[Stored items]

════════

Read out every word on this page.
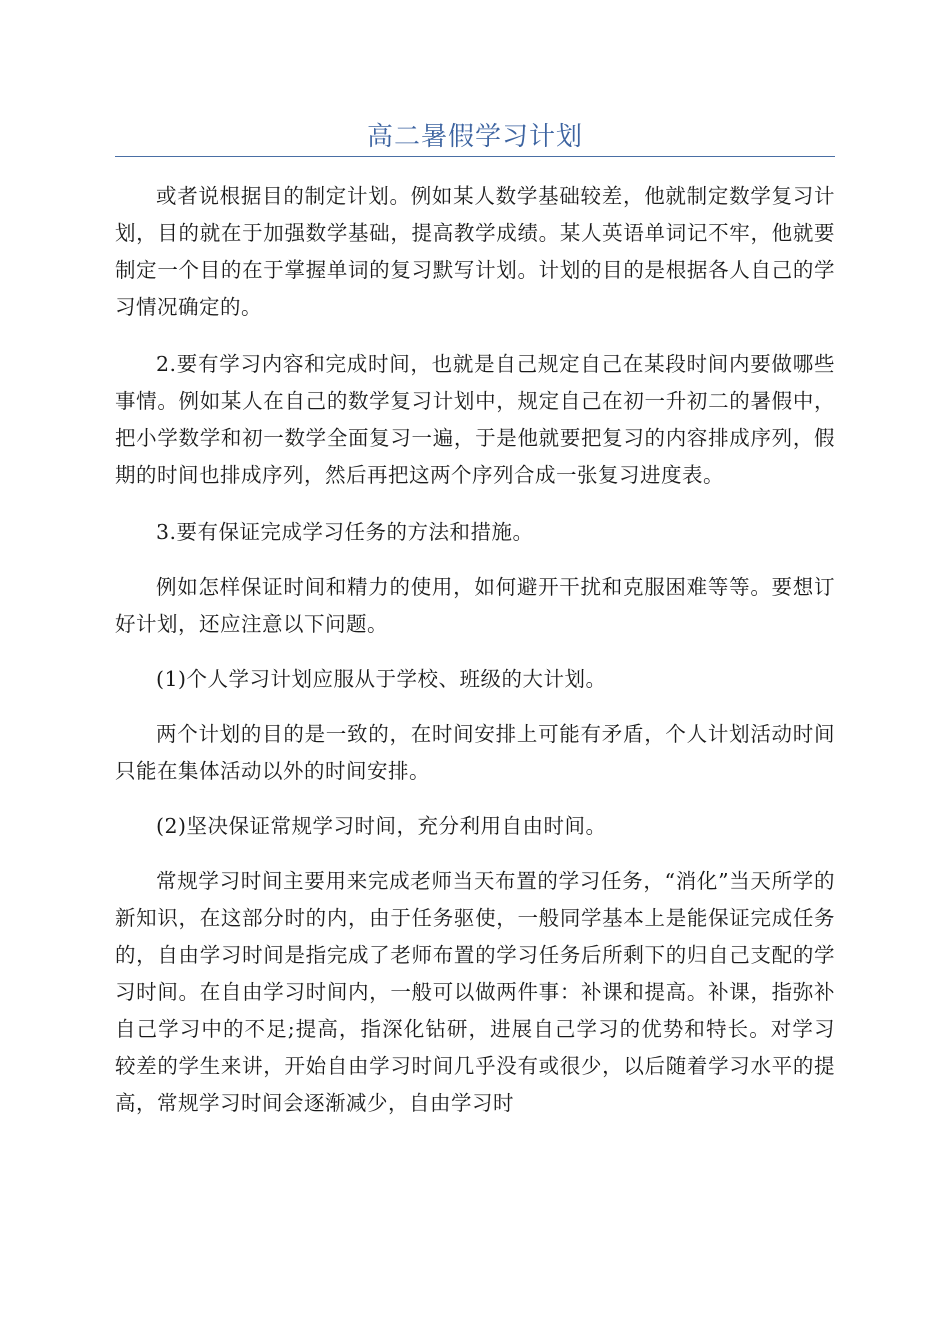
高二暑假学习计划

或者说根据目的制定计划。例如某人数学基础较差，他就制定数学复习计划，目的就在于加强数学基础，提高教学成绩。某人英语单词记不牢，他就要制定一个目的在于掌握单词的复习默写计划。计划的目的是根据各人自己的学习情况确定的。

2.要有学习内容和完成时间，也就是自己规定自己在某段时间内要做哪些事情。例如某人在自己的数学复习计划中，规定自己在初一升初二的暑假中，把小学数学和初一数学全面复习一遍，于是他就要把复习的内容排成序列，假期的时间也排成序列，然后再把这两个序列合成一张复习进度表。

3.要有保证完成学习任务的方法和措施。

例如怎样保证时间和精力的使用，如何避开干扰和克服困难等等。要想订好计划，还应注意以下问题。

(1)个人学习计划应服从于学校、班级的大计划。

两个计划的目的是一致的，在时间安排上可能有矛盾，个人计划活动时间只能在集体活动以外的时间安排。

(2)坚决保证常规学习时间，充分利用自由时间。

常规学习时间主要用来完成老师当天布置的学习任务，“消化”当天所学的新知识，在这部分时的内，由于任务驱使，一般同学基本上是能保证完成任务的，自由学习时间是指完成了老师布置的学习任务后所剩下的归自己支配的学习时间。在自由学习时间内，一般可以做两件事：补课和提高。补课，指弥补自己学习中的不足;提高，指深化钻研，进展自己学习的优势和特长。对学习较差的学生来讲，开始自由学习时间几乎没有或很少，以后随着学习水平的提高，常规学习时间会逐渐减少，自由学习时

════════

Exercise instructions | Give back the entries verbatim. Do not include any picture.

Exercise solution |
Read out every word on this page.
高二暑假学习计划

或者说根据目的制定计划。例如某人数学基础较差，他就制定数学复习计划，目的就在于加强数学基础，提高教学成绩。某人英语单词记不牢，他就要制定一个目的在于掌握单词的复习默写计划。计划的目的是根据各人自己的学习情况确定的。

2.要有学习内容和完成时间，也就是自己规定自己在某段时间内要做哪些事情。例如某人在自己的数学复习计划中，规定自己在初一升初二的暑假中，把小学数学和初一数学全面复习一遍，于是他就要把复习的内容排成序列，假期的时间也排成序列，然后再把这两个序列合成一张复习进度表。

3.要有保证完成学习任务的方法和措施。

例如怎样保证时间和精力的使用，如何避开干扰和克服困难等等。要想订好计划，还应注意以下问题。

(1)个人学习计划应服从于学校、班级的大计划。

两个计划的目的是一致的，在时间安排上可能有矛盾，个人计划活动时间只能在集体活动以外的时间安排。

(2)坚决保证常规学习时间，充分利用自由时间。

常规学习时间主要用来完成老师当天布置的学习任务，“消化”当天所学的新知识，在这部分时的内，由于任务驱使，一般同学基本上是能保证完成任务的，自由学习时间是指完成了老师布置的学习任务后所剩下的归自己支配的学习时间。在自由学习时间内，一般可以做两件事：补课和提高。补课，指弥补自己学习中的不足;提高，指深化钻研，进展自己学习的优势和特长。对学习较差的学生来讲，开始自由学习时间几乎没有或很少，以后随着学习水平的提高，常规学习时间会逐渐减少，自由学习时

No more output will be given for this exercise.